═════ Given records

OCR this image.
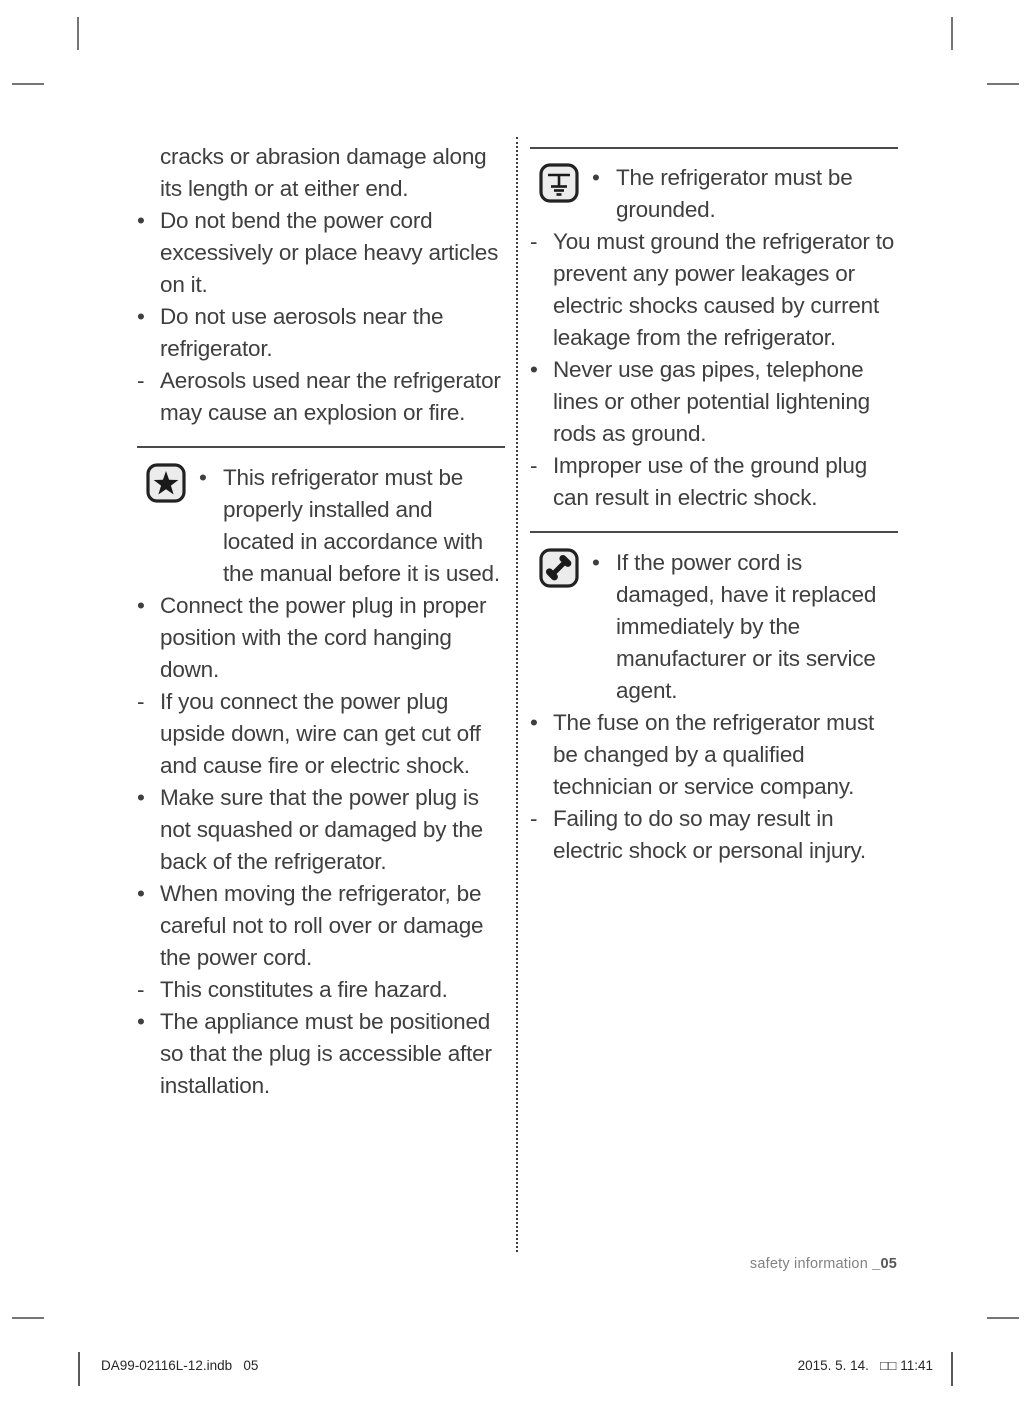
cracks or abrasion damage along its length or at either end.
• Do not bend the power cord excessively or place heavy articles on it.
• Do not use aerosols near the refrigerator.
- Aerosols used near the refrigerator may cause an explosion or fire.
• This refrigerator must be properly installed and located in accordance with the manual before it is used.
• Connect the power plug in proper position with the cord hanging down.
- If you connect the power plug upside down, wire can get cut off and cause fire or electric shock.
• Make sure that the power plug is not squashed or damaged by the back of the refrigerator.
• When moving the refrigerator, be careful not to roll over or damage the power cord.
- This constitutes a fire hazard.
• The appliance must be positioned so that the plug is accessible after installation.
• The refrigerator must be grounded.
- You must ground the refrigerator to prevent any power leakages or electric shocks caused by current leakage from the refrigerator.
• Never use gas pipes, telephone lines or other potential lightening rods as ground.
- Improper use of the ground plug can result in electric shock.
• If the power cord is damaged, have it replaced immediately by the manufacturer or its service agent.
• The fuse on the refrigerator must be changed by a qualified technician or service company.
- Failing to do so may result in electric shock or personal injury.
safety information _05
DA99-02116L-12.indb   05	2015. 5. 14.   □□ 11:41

══════════
═════ Given records

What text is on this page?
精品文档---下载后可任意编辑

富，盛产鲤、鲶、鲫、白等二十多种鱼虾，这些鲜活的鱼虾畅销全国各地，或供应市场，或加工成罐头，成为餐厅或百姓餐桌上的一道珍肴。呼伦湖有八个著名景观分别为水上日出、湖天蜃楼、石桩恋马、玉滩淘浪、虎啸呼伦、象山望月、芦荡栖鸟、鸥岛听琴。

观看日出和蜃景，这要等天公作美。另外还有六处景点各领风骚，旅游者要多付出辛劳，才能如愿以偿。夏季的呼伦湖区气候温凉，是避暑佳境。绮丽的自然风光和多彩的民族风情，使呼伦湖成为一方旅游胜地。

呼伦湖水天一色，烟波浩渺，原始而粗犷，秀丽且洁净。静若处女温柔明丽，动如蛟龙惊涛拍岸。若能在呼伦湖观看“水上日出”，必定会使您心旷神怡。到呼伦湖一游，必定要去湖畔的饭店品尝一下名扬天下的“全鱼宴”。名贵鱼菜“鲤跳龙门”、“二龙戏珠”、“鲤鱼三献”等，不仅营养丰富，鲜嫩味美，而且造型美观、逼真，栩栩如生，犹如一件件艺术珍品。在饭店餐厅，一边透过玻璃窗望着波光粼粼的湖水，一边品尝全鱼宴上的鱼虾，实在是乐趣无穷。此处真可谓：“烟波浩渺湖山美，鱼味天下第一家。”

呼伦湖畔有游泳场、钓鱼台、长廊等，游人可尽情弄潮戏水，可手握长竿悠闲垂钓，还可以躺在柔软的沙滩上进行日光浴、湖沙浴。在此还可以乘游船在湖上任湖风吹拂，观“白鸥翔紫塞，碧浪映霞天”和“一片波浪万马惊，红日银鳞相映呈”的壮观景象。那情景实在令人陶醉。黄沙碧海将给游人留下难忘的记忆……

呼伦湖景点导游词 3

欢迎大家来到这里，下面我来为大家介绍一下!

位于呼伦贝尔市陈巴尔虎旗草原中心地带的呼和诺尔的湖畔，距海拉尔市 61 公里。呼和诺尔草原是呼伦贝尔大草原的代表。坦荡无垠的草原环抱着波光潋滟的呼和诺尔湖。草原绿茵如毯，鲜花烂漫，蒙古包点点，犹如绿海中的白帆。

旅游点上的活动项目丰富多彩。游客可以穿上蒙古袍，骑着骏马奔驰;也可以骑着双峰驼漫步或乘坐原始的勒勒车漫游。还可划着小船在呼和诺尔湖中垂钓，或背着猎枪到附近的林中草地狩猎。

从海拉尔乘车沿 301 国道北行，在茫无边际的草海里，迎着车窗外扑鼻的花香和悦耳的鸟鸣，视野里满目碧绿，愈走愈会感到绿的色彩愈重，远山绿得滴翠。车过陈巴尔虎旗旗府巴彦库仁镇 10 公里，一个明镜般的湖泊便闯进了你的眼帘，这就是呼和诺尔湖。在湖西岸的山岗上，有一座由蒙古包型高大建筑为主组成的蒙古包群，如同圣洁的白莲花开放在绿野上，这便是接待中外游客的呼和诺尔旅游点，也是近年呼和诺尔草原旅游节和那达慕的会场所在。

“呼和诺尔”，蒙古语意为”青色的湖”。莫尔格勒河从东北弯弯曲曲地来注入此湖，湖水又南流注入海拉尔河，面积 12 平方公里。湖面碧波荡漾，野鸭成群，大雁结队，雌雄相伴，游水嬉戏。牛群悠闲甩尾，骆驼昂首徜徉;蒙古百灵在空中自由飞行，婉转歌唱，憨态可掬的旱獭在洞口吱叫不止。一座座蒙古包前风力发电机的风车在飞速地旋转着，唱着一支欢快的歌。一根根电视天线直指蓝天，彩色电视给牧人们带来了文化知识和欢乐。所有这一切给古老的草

══════════

§ Required task
Copy every single line of the material above that holds "with".

§ Response
• This refrigerator must be properly installed and located in accordance with the manual before it is used.
• Connect the power plug in proper position with the cord hanging down.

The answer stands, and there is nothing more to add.